SUPPLIED RECORDS:

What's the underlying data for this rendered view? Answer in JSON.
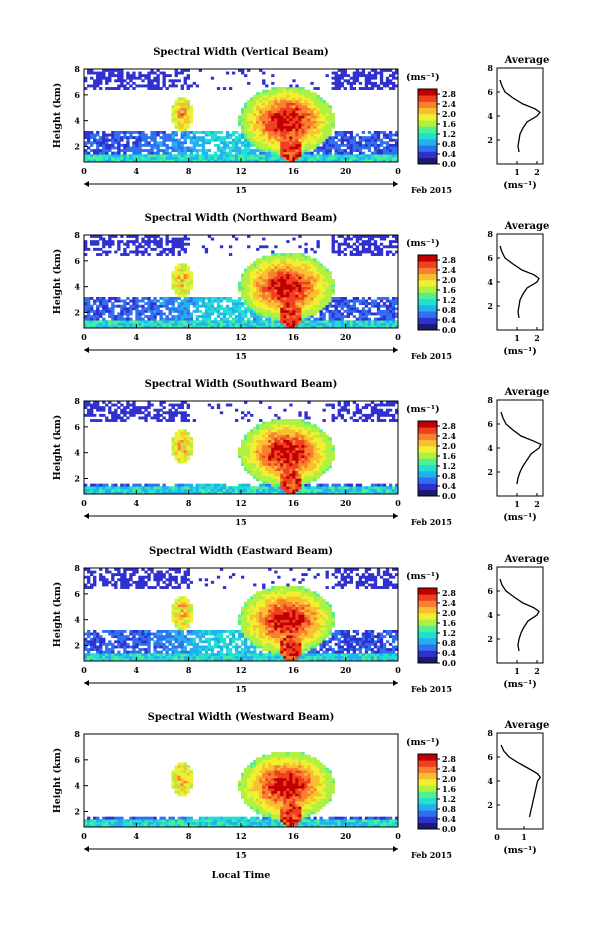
{
  "figure": {
    "date_label": "Feb 2015",
    "x_axis_label": "Local Time",
    "colorbar_unit": "(ms⁻¹)",
    "average_title": "Average",
    "average_xlabel": "(ms⁻¹)"
  },
  "panels": [
    {
      "title": "Spectral Width (Vertical Beam)",
      "ylabel": "Height (km)"
    },
    {
      "title": "Spectral Width (Northward Beam)",
      "ylabel": "Height (km)"
    },
    {
      "title": "Spectral Width (Southward Beam)",
      "ylabel": "Height (km)"
    },
    {
      "title": "Spectral Width (Eastward Beam)",
      "ylabel": "Height (km)"
    },
    {
      "title": "Spectral Width (Westward Beam)",
      "ylabel": "Height (km)"
    }
  ],
  "chart_data": {
    "type": "heatmap",
    "x_ticks": [
      "0",
      "4",
      "8",
      "12",
      "16",
      "20",
      "0"
    ],
    "x_range_hours": [
      0,
      24
    ],
    "day_marker": "15",
    "y_ticks": [
      "2",
      "4",
      "6",
      "8"
    ],
    "y_range_km": [
      0.8,
      8
    ],
    "colorbar_ticks": [
      "2.8",
      "2.4",
      "2.0",
      "1.6",
      "1.2",
      "0.8",
      "0.4",
      "0.0"
    ],
    "colorbar_range": [
      0,
      3.0
    ],
    "colormap": [
      "#1a1a6e",
      "#3030d0",
      "#2f6ff0",
      "#22b0f0",
      "#22e0d0",
      "#50f090",
      "#b0f040",
      "#f0f030",
      "#f8c030",
      "#f88030",
      "#f04020",
      "#c00000"
    ],
    "average_profiles": [
      {
        "beam": "Vertical",
        "x_ticks": [
          "1",
          "2"
        ],
        "y_ticks": [
          "2",
          "4",
          "6",
          "8"
        ],
        "xlim": [
          0,
          2.3
        ],
        "height_km": [
          1.0,
          1.5,
          2.0,
          2.5,
          3.0,
          3.5,
          4.0,
          4.3,
          4.6,
          5.0,
          5.5,
          6.0,
          6.5,
          7.0
        ],
        "width_ms": [
          1.1,
          1.05,
          1.1,
          1.15,
          1.3,
          1.5,
          2.0,
          2.15,
          1.9,
          1.3,
          0.8,
          0.4,
          0.25,
          0.15
        ]
      },
      {
        "beam": "Northward",
        "x_ticks": [
          "1",
          "2"
        ],
        "y_ticks": [
          "2",
          "4",
          "6",
          "8"
        ],
        "xlim": [
          0,
          2.3
        ],
        "height_km": [
          1.0,
          1.5,
          2.0,
          2.5,
          3.0,
          3.5,
          4.0,
          4.3,
          4.6,
          5.0,
          5.5,
          6.0,
          6.5,
          7.0
        ],
        "width_ms": [
          1.1,
          1.05,
          1.1,
          1.15,
          1.3,
          1.5,
          2.0,
          2.1,
          1.85,
          1.25,
          0.8,
          0.4,
          0.25,
          0.15
        ]
      },
      {
        "beam": "Southward",
        "x_ticks": [
          "1",
          "2"
        ],
        "y_ticks": [
          "2",
          "4",
          "6",
          "8"
        ],
        "xlim": [
          0,
          2.3
        ],
        "height_km": [
          1.0,
          1.5,
          2.0,
          2.5,
          3.0,
          3.5,
          4.0,
          4.3,
          4.6,
          5.0,
          5.5,
          6.0,
          6.5,
          7.0
        ],
        "width_ms": [
          1.0,
          1.05,
          1.15,
          1.3,
          1.5,
          1.7,
          2.1,
          2.2,
          1.8,
          1.2,
          0.8,
          0.45,
          0.3,
          0.2
        ]
      },
      {
        "beam": "Eastward",
        "x_ticks": [
          "1",
          "2"
        ],
        "y_ticks": [
          "2",
          "4",
          "6",
          "8"
        ],
        "xlim": [
          0,
          2.3
        ],
        "height_km": [
          1.0,
          1.5,
          2.0,
          2.5,
          3.0,
          3.5,
          4.0,
          4.3,
          4.6,
          5.0,
          5.5,
          6.0,
          6.5,
          7.0
        ],
        "width_ms": [
          1.1,
          1.05,
          1.1,
          1.2,
          1.35,
          1.55,
          2.0,
          2.1,
          1.85,
          1.3,
          0.85,
          0.45,
          0.25,
          0.15
        ]
      },
      {
        "beam": "Westward",
        "x_ticks": [
          "0",
          "1"
        ],
        "y_ticks": [
          "2",
          "4",
          "6",
          "8"
        ],
        "xlim": [
          0,
          1.7
        ],
        "height_km": [
          1.0,
          1.5,
          2.0,
          2.5,
          3.0,
          3.5,
          4.0,
          4.3,
          4.6,
          5.0,
          5.5,
          6.0,
          6.5,
          7.0
        ],
        "width_ms": [
          1.2,
          1.25,
          1.3,
          1.35,
          1.4,
          1.45,
          1.5,
          1.6,
          1.5,
          1.2,
          0.8,
          0.45,
          0.25,
          0.15
        ]
      }
    ]
  }
}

WORK REQUIRED: In the material above, find each line that contains the word "Spectral", and select it.

THE SOLUTION:
      "title": "Spectral Width (Vertical Beam)",
      "title": "Spectral Width (Northward Beam)",
      "title": "Spectral Width (Southward Beam)",
      "title": "Spectral Width (Eastward Beam)",
      "title": "Spectral Width (Westward Beam)",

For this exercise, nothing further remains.